## [Work required]
Write out the listing below again, precisely as it is given.

## [Task material]
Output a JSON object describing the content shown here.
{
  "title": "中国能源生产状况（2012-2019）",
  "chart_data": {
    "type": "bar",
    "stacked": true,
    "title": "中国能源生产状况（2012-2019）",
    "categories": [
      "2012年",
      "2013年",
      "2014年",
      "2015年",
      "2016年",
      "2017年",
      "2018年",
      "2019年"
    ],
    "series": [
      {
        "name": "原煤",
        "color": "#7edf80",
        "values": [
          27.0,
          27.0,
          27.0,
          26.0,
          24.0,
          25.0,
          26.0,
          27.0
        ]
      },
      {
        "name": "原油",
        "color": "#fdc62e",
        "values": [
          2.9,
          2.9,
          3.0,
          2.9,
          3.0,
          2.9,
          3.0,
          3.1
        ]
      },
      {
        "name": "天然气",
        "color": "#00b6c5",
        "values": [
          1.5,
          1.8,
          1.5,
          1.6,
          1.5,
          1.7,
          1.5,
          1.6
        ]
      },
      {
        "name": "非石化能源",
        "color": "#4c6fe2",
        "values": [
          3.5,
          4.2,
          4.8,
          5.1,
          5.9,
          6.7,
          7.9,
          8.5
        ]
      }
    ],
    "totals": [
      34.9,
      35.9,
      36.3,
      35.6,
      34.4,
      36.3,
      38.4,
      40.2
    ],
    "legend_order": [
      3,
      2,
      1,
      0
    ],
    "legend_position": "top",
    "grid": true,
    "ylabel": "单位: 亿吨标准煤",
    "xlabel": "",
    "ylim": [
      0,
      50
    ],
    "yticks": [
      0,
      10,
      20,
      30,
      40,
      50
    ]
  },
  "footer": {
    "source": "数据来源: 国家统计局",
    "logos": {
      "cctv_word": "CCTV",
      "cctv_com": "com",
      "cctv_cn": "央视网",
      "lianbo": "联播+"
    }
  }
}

## [Final result]
Output a JSON object describing the content shown here.
{
  "title": "中国能源生产状况（2012-2019）",
  "chart_data": {
    "type": "bar",
    "stacked": true,
    "title": "中国能源生产状况（2012-2019）",
    "categories": [
      "2012年",
      "2013年",
      "2014年",
      "2015年",
      "2016年",
      "2017年",
      "2018年",
      "2019年"
    ],
    "series": [
      {
        "name": "原煤",
        "color": "#7edf80",
        "values": [
          27.0,
          27.0,
          27.0,
          26.0,
          24.0,
          25.0,
          26.0,
          27.0
        ]
      },
      {
        "name": "原油",
        "color": "#fdc62e",
        "values": [
          2.9,
          2.9,
          3.0,
          2.9,
          3.0,
          2.9,
          3.0,
          3.1
        ]
      },
      {
        "name": "天然气",
        "color": "#00b6c5",
        "values": [
          1.5,
          1.8,
          1.5,
          1.6,
          1.5,
          1.7,
          1.5,
          1.6
        ]
      },
      {
        "name": "非石化能源",
        "color": "#4c6fe2",
        "values": [
          3.5,
          4.2,
          4.8,
          5.1,
          5.9,
          6.7,
          7.9,
          8.5
        ]
      }
    ],
    "totals": [
      34.9,
      35.9,
      36.3,
      35.6,
      34.4,
      36.3,
      38.4,
      40.2
    ],
    "legend_order": [
      3,
      2,
      1,
      0
    ],
    "legend_position": "top",
    "grid": true,
    "ylabel": "单位: 亿吨标准煤",
    "xlabel": "",
    "ylim": [
      0,
      50
    ],
    "yticks": [
      0,
      10,
      20,
      30,
      40,
      50
    ]
  },
  "footer": {
    "source": "数据来源: 国家统计局",
    "logos": {
      "cctv_word": "CCTV",
      "cctv_com": "com",
      "cctv_cn": "央视网",
      "lianbo": "联播+"
    }
  }
}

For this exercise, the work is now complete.